═════ MATERIAL SUPPLIED ═════

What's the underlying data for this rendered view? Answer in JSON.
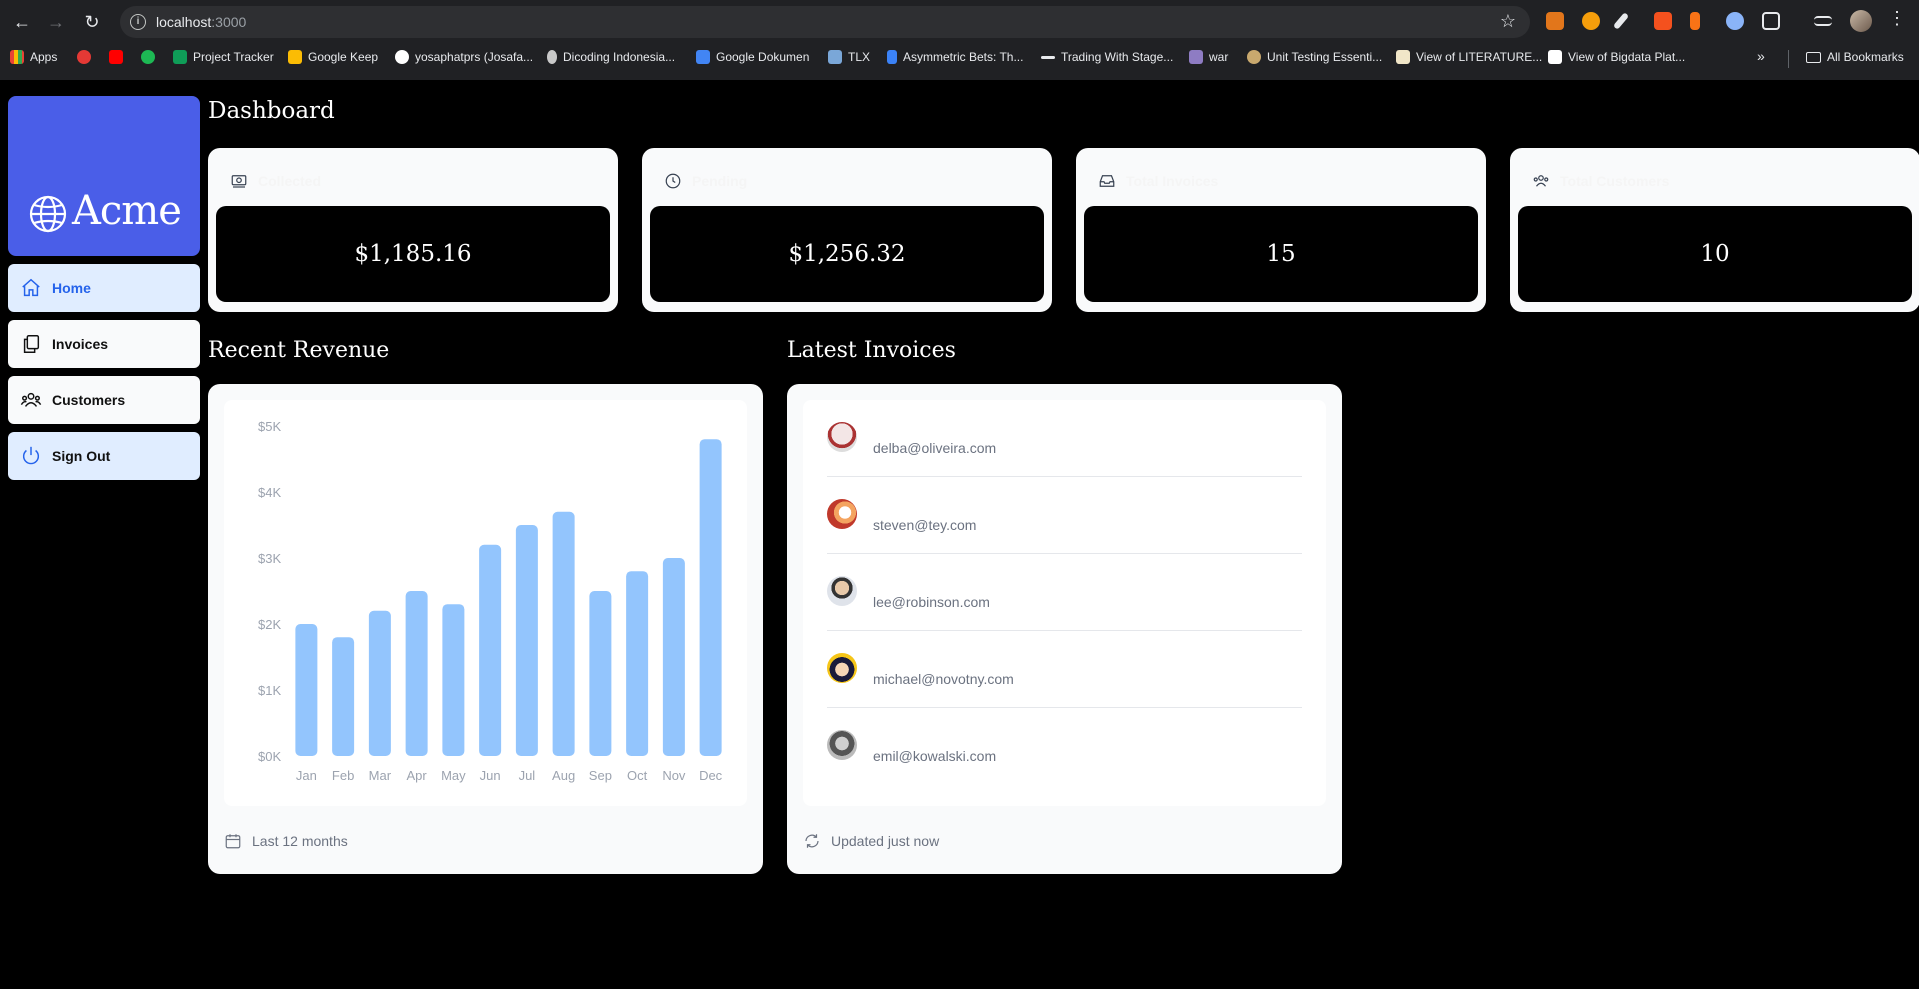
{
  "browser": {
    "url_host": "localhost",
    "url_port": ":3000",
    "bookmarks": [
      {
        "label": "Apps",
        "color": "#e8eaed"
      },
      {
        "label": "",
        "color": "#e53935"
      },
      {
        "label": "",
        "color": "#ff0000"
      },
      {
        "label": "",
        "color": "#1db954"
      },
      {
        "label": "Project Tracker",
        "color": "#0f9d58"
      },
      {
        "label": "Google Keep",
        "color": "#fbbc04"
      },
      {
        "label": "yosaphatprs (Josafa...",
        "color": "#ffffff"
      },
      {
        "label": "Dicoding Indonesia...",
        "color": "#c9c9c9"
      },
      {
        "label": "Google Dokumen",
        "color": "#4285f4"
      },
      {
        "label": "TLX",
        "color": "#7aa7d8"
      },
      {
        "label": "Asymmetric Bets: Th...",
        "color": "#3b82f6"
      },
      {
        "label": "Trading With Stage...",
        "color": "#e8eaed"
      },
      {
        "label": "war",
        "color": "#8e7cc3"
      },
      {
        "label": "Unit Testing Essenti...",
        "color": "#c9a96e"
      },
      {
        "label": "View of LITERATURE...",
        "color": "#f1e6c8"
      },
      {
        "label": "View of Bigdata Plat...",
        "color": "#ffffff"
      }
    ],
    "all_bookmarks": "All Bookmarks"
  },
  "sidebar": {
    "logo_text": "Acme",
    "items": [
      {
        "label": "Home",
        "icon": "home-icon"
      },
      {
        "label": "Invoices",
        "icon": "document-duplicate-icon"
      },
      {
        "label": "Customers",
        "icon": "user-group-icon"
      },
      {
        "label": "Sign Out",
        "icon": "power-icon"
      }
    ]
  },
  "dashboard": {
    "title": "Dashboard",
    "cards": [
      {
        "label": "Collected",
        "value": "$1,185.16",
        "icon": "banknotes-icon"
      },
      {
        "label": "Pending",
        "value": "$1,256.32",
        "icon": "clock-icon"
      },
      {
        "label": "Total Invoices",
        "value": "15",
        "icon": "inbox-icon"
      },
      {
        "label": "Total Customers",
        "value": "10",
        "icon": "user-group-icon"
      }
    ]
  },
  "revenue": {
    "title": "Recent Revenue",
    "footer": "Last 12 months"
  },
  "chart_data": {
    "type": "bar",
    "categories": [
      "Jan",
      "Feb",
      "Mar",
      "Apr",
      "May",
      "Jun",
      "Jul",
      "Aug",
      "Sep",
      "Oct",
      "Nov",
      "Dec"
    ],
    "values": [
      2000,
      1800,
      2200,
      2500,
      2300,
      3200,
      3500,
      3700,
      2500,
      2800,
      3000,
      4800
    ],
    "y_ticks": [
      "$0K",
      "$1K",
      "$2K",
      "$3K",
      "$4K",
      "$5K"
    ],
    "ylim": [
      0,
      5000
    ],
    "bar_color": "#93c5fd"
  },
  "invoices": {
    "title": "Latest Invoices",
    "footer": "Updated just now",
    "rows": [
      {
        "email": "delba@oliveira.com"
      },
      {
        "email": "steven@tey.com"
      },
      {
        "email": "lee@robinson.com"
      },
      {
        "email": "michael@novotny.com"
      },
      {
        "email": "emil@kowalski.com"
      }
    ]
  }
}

═════
═════ MATERIAL SUPPLIED ═════

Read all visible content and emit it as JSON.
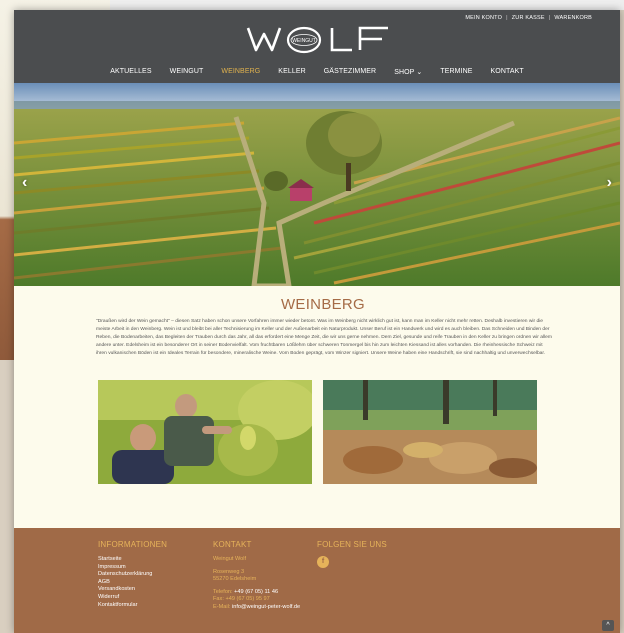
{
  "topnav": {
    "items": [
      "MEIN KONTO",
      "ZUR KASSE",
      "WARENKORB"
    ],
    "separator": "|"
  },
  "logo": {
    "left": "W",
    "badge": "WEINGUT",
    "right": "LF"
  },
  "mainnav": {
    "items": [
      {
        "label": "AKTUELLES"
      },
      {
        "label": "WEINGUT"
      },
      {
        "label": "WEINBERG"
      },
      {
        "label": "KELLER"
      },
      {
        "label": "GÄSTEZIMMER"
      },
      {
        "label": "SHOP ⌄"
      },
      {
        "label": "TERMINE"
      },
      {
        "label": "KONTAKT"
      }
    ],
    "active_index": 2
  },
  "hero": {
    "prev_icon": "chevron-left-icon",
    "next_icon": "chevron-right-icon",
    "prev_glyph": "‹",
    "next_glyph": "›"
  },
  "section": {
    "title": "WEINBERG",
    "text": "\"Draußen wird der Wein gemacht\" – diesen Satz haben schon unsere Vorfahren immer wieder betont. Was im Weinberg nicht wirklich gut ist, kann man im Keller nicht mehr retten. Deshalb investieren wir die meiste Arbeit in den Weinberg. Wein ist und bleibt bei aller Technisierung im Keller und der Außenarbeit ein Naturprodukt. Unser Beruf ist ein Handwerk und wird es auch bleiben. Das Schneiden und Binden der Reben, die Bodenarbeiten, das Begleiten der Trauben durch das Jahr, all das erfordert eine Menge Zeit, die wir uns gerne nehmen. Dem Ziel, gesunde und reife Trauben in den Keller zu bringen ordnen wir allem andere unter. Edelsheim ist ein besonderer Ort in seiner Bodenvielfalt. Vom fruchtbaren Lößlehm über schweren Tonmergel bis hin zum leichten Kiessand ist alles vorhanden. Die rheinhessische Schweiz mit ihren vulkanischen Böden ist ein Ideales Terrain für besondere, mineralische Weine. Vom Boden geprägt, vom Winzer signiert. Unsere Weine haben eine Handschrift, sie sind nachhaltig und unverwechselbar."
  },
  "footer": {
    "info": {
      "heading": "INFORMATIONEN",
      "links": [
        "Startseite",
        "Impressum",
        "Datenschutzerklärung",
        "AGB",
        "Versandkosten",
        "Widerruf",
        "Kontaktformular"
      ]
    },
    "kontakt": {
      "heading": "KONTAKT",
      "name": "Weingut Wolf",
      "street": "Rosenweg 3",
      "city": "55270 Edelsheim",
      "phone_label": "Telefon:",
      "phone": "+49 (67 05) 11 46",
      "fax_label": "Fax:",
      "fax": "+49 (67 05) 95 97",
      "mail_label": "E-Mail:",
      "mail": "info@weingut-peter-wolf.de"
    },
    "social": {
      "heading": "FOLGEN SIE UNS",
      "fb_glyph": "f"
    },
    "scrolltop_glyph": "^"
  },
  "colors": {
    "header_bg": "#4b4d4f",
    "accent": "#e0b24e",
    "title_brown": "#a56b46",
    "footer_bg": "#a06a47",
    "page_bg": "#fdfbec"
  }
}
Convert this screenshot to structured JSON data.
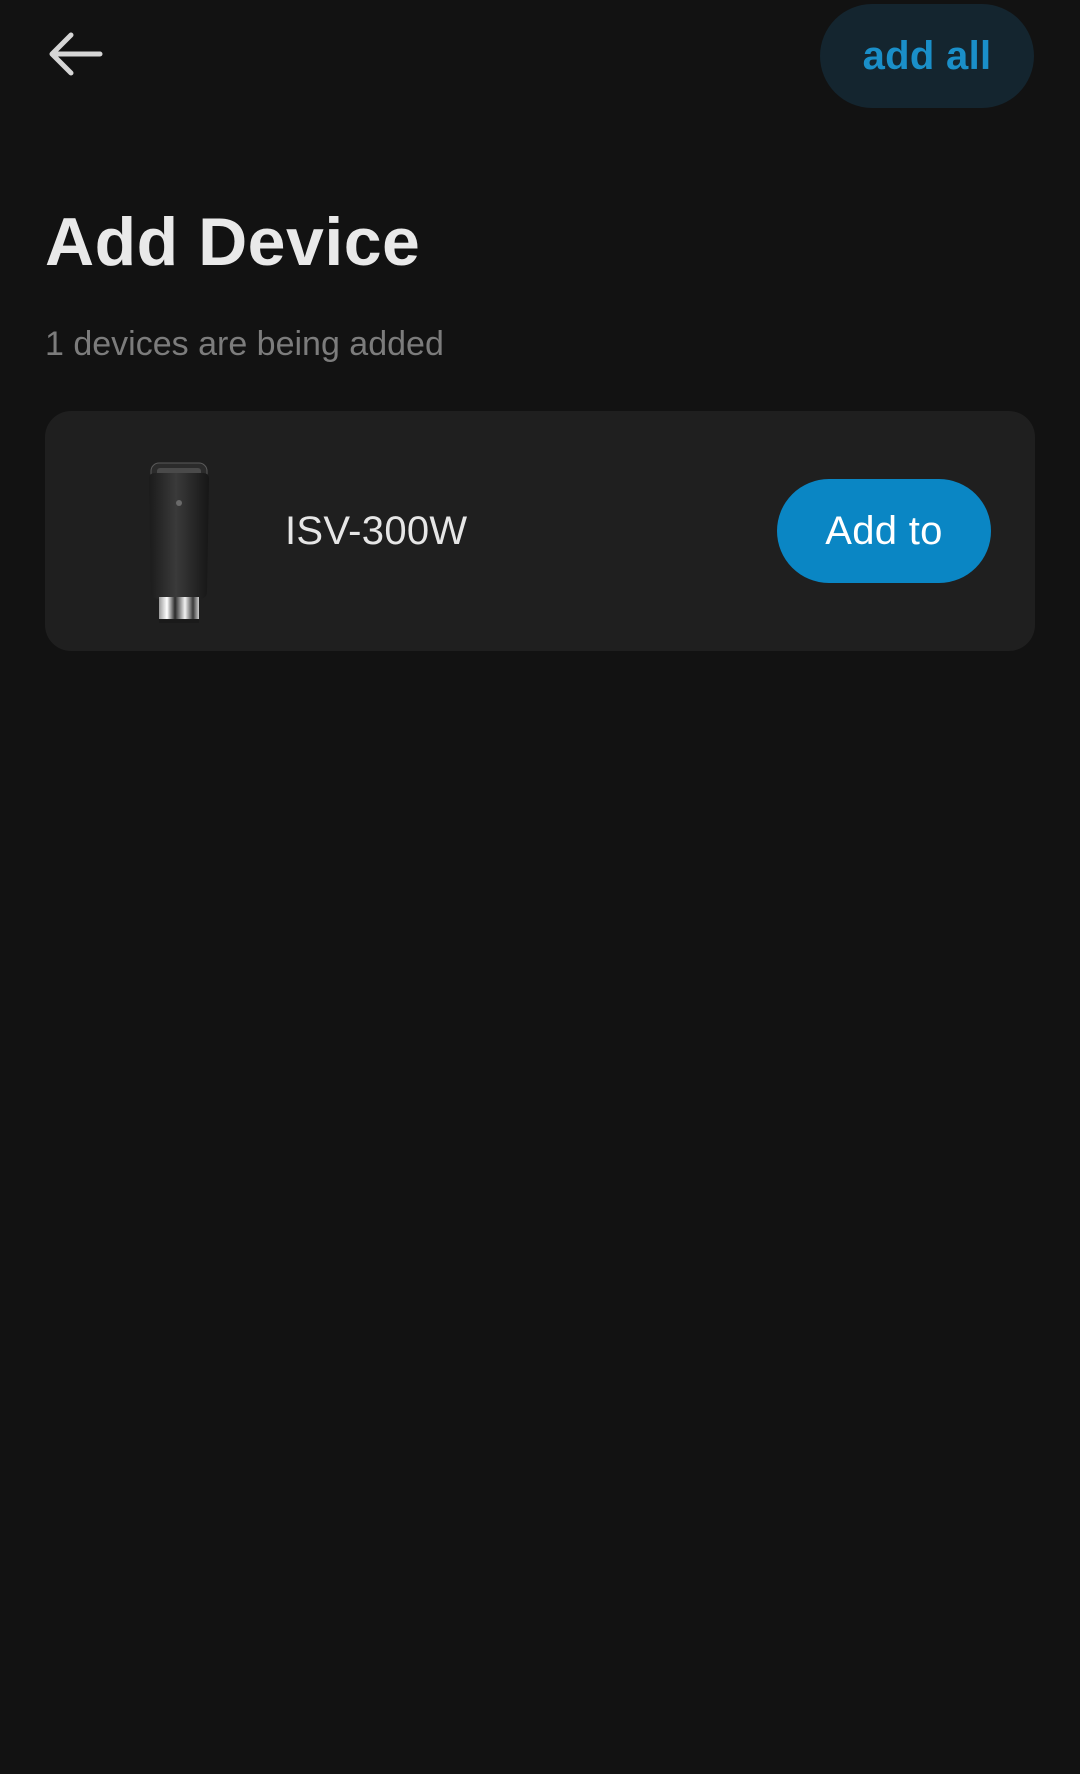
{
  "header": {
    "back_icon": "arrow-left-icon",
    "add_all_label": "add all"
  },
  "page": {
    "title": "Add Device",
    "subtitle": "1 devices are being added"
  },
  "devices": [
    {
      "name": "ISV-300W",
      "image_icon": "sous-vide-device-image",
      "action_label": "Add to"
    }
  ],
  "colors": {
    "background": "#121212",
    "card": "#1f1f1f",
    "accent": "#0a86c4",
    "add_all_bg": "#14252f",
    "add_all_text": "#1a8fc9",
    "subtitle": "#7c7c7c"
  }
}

═════

### WHAT IS BEING ASKED
Report the number of lines above that contain the word "Google", and only that number.

### SOLUTION
2